─── DATA TO USE ───

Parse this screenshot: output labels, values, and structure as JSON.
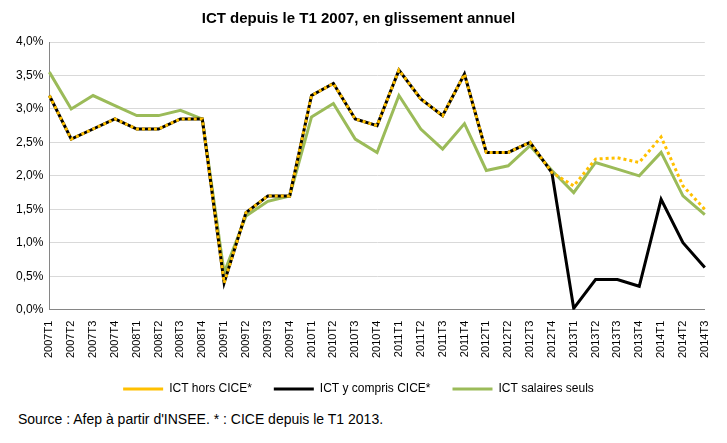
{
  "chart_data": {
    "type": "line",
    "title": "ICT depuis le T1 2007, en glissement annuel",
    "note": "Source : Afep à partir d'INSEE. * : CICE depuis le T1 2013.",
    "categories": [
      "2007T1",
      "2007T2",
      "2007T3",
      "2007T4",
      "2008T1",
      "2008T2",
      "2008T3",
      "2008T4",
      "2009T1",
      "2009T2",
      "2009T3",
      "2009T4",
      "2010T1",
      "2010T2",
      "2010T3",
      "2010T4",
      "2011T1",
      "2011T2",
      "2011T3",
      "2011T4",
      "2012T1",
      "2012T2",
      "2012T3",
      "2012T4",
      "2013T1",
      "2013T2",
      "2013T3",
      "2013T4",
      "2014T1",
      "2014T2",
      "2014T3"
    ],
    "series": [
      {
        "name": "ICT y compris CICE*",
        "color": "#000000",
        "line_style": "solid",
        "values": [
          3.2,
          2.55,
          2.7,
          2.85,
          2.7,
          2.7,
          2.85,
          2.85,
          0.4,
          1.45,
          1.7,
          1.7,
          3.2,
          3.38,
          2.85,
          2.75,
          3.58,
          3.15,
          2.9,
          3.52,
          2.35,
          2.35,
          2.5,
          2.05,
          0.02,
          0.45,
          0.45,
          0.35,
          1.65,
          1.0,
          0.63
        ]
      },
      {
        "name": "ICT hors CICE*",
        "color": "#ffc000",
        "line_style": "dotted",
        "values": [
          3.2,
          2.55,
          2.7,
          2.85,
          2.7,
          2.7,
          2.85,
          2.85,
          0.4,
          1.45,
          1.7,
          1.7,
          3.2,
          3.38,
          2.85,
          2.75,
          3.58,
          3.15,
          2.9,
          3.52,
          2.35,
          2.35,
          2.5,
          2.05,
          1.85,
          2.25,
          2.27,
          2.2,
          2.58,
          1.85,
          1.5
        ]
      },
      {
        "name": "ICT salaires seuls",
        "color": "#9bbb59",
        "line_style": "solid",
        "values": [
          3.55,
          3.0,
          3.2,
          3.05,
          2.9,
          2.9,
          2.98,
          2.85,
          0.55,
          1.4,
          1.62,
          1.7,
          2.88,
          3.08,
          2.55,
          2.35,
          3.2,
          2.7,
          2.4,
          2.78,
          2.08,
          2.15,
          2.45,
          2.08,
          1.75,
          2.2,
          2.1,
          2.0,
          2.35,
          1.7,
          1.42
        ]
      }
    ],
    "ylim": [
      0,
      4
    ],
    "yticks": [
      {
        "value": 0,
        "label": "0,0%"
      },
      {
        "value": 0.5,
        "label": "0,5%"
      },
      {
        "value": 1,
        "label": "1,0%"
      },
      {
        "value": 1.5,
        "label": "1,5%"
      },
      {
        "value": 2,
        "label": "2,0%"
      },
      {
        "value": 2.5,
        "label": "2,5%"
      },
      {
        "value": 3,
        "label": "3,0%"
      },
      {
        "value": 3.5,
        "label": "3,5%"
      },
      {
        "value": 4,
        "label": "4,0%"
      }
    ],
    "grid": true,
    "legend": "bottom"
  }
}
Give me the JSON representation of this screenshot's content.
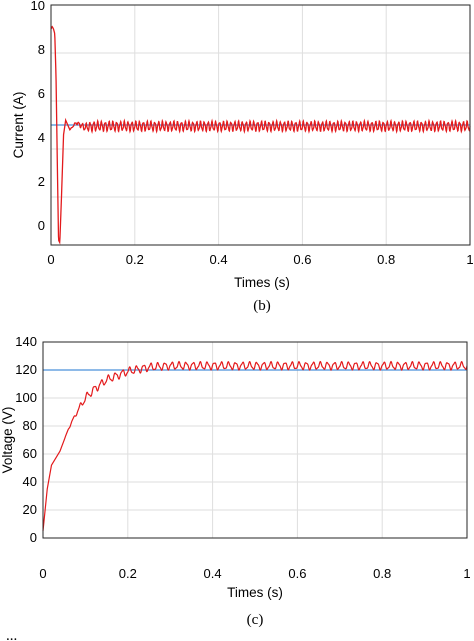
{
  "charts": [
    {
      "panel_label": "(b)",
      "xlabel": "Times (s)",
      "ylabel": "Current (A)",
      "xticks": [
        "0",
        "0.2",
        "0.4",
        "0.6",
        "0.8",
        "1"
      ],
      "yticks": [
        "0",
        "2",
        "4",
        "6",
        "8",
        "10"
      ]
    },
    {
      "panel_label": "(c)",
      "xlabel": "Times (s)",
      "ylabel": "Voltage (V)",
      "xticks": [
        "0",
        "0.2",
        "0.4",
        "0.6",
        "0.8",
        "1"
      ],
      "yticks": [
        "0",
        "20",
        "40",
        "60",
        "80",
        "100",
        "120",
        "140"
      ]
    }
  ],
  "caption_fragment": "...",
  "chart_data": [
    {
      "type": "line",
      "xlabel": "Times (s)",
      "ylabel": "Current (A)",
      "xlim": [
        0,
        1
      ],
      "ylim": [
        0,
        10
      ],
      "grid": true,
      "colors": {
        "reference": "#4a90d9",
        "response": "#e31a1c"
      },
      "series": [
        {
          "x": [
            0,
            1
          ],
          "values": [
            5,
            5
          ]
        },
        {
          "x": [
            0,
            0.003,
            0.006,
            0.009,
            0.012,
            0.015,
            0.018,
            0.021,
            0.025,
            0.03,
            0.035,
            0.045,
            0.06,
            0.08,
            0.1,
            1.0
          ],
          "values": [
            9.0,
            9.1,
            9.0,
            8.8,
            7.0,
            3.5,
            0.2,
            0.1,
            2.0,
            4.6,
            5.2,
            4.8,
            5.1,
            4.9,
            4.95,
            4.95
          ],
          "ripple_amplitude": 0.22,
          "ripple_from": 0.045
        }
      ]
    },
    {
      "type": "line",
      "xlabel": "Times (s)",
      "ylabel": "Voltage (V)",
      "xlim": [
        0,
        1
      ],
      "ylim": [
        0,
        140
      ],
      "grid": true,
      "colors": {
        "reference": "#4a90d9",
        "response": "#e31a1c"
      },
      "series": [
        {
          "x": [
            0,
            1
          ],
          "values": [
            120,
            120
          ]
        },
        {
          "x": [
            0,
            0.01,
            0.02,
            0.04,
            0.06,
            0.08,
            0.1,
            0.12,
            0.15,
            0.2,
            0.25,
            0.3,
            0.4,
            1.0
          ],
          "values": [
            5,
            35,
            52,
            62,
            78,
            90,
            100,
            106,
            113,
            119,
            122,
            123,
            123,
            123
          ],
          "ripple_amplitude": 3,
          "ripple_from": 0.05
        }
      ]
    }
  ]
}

───

SHORT PROBLEM: Make an exact copy of the data, leaving its pictures out.

EXERCISE OUTPUT:
Parse this screenshot: output labels, values, and structure as JSON.
{
  "chart_data": {
    "type": "line",
    "title": "ICT depuis le T1 2007, en glissement annuel",
    "note": "Source : Afep à partir d'INSEE. * : CICE depuis le T1 2013.",
    "categories": [
      "2007T1",
      "2007T2",
      "2007T3",
      "2007T4",
      "2008T1",
      "2008T2",
      "2008T3",
      "2008T4",
      "2009T1",
      "2009T2",
      "2009T3",
      "2009T4",
      "2010T1",
      "2010T2",
      "2010T3",
      "2010T4",
      "2011T1",
      "2011T2",
      "2011T3",
      "2011T4",
      "2012T1",
      "2012T2",
      "2012T3",
      "2012T4",
      "2013T1",
      "2013T2",
      "2013T3",
      "2013T4",
      "2014T1",
      "2014T2",
      "2014T3"
    ],
    "series": [
      {
        "name": "ICT y compris CICE*",
        "color": "#000000",
        "line_style": "solid",
        "values": [
          3.2,
          2.55,
          2.7,
          2.85,
          2.7,
          2.7,
          2.85,
          2.85,
          0.4,
          1.45,
          1.7,
          1.7,
          3.2,
          3.38,
          2.85,
          2.75,
          3.58,
          3.15,
          2.9,
          3.52,
          2.35,
          2.35,
          2.5,
          2.05,
          0.02,
          0.45,
          0.45,
          0.35,
          1.65,
          1.0,
          0.63
        ]
      },
      {
        "name": "ICT hors CICE*",
        "color": "#ffc000",
        "line_style": "dotted",
        "values": [
          3.2,
          2.55,
          2.7,
          2.85,
          2.7,
          2.7,
          2.85,
          2.85,
          0.4,
          1.45,
          1.7,
          1.7,
          3.2,
          3.38,
          2.85,
          2.75,
          3.58,
          3.15,
          2.9,
          3.52,
          2.35,
          2.35,
          2.5,
          2.05,
          1.85,
          2.25,
          2.27,
          2.2,
          2.58,
          1.85,
          1.5
        ]
      },
      {
        "name": "ICT salaires seuls",
        "color": "#9bbb59",
        "line_style": "solid",
        "values": [
          3.55,
          3.0,
          3.2,
          3.05,
          2.9,
          2.9,
          2.98,
          2.85,
          0.55,
          1.4,
          1.62,
          1.7,
          2.88,
          3.08,
          2.55,
          2.35,
          3.2,
          2.7,
          2.4,
          2.78,
          2.08,
          2.15,
          2.45,
          2.08,
          1.75,
          2.2,
          2.1,
          2.0,
          2.35,
          1.7,
          1.42
        ]
      }
    ],
    "ylim": [
      0,
      4
    ],
    "yticks": [
      {
        "value": 0,
        "label": "0,0%"
      },
      {
        "value": 0.5,
        "label": "0,5%"
      },
      {
        "value": 1,
        "label": "1,0%"
      },
      {
        "value": 1.5,
        "label": "1,5%"
      },
      {
        "value": 2,
        "label": "2,0%"
      },
      {
        "value": 2.5,
        "label": "2,5%"
      },
      {
        "value": 3,
        "label": "3,0%"
      },
      {
        "value": 3.5,
        "label": "3,5%"
      },
      {
        "value": 4,
        "label": "4,0%"
      }
    ],
    "grid": true,
    "legend": "bottom"
  }
}
Give me the JSON representation of this screenshot's content.
{
  "charts": [
    {
      "panel_label": "(b)",
      "xlabel": "Times (s)",
      "ylabel": "Current (A)",
      "xticks": [
        "0",
        "0.2",
        "0.4",
        "0.6",
        "0.8",
        "1"
      ],
      "yticks": [
        "0",
        "2",
        "4",
        "6",
        "8",
        "10"
      ]
    },
    {
      "panel_label": "(c)",
      "xlabel": "Times (s)",
      "ylabel": "Voltage (V)",
      "xticks": [
        "0",
        "0.2",
        "0.4",
        "0.6",
        "0.8",
        "1"
      ],
      "yticks": [
        "0",
        "20",
        "40",
        "60",
        "80",
        "100",
        "120",
        "140"
      ]
    }
  ],
  "caption_fragment": "...",
  "chart_data": [
    {
      "type": "line",
      "xlabel": "Times (s)",
      "ylabel": "Current (A)",
      "xlim": [
        0,
        1
      ],
      "ylim": [
        0,
        10
      ],
      "grid": true,
      "colors": {
        "reference": "#4a90d9",
        "response": "#e31a1c"
      },
      "series": [
        {
          "x": [
            0,
            1
          ],
          "values": [
            5,
            5
          ]
        },
        {
          "x": [
            0,
            0.003,
            0.006,
            0.009,
            0.012,
            0.015,
            0.018,
            0.021,
            0.025,
            0.03,
            0.035,
            0.045,
            0.06,
            0.08,
            0.1,
            1.0
          ],
          "values": [
            9.0,
            9.1,
            9.0,
            8.8,
            7.0,
            3.5,
            0.2,
            0.1,
            2.0,
            4.6,
            5.2,
            4.8,
            5.1,
            4.9,
            4.95,
            4.95
          ],
          "ripple_amplitude": 0.22,
          "ripple_from": 0.045
        }
      ]
    },
    {
      "type": "line",
      "xlabel": "Times (s)",
      "ylabel": "Voltage (V)",
      "xlim": [
        0,
        1
      ],
      "ylim": [
        0,
        140
      ],
      "grid": true,
      "colors": {
        "reference": "#4a90d9",
        "response": "#e31a1c"
      },
      "series": [
        {
          "x": [
            0,
            1
          ],
          "values": [
            120,
            120
          ]
        },
        {
          "x": [
            0,
            0.01,
            0.02,
            0.04,
            0.06,
            0.08,
            0.1,
            0.12,
            0.15,
            0.2,
            0.25,
            0.3,
            0.4,
            1.0
          ],
          "values": [
            5,
            35,
            52,
            62,
            78,
            90,
            100,
            106,
            113,
            119,
            122,
            123,
            123,
            123
          ],
          "ripple_amplitude": 3,
          "ripple_from": 0.05
        }
      ]
    }
  ]
}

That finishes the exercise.